## Problem statement
Show only those lines of the entries where the string "axis" is found.

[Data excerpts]
┌──
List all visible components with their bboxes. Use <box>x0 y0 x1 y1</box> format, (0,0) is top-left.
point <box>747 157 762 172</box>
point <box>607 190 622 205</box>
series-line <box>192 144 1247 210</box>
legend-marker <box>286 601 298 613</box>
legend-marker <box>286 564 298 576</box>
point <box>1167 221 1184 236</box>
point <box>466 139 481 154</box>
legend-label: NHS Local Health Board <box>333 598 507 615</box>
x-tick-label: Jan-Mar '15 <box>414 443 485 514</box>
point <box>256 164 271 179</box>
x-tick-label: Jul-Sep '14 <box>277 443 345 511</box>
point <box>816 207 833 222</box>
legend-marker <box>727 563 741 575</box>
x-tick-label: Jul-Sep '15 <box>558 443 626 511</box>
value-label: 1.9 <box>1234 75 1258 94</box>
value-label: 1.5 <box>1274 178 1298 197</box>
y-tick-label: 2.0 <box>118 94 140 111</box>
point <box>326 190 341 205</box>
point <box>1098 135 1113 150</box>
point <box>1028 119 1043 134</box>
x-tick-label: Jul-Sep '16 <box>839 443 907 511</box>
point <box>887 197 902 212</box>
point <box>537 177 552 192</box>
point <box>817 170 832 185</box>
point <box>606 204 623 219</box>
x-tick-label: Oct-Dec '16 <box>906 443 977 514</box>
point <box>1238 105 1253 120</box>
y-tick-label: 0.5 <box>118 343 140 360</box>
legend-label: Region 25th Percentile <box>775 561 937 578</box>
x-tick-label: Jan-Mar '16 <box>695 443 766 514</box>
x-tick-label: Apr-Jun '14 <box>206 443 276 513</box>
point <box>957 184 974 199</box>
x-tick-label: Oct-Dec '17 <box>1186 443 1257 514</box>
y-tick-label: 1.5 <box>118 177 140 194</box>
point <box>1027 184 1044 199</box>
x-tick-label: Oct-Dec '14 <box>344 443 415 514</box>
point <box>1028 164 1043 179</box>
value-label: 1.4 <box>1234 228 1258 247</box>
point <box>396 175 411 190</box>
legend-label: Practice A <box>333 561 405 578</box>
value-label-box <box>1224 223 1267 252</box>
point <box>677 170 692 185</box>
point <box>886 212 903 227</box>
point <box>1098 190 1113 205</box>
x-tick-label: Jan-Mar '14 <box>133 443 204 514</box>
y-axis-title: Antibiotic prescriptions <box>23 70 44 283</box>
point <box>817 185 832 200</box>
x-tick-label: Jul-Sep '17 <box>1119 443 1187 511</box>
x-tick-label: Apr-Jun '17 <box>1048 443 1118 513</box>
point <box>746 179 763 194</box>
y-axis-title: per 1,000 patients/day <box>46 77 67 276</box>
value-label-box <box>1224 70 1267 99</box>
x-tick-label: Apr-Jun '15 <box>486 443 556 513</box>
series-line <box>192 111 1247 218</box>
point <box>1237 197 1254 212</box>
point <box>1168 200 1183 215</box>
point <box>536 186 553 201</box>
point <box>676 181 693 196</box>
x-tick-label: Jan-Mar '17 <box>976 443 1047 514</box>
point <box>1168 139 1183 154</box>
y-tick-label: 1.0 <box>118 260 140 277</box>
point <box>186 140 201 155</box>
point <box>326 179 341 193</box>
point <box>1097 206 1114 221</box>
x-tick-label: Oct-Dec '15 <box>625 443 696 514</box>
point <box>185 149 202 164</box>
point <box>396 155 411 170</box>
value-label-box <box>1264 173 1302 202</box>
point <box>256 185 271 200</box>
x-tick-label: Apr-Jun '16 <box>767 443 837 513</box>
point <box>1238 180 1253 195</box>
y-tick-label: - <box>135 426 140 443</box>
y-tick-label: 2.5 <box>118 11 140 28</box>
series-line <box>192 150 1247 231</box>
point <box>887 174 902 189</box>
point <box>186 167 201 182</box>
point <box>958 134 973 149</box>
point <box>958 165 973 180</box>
└──
## Answer to the exercise
y-axis-title: Antibiotic prescriptions <box>23 70 44 283</box>
y-axis-title: per 1,000 patients/day <box>46 77 67 276</box>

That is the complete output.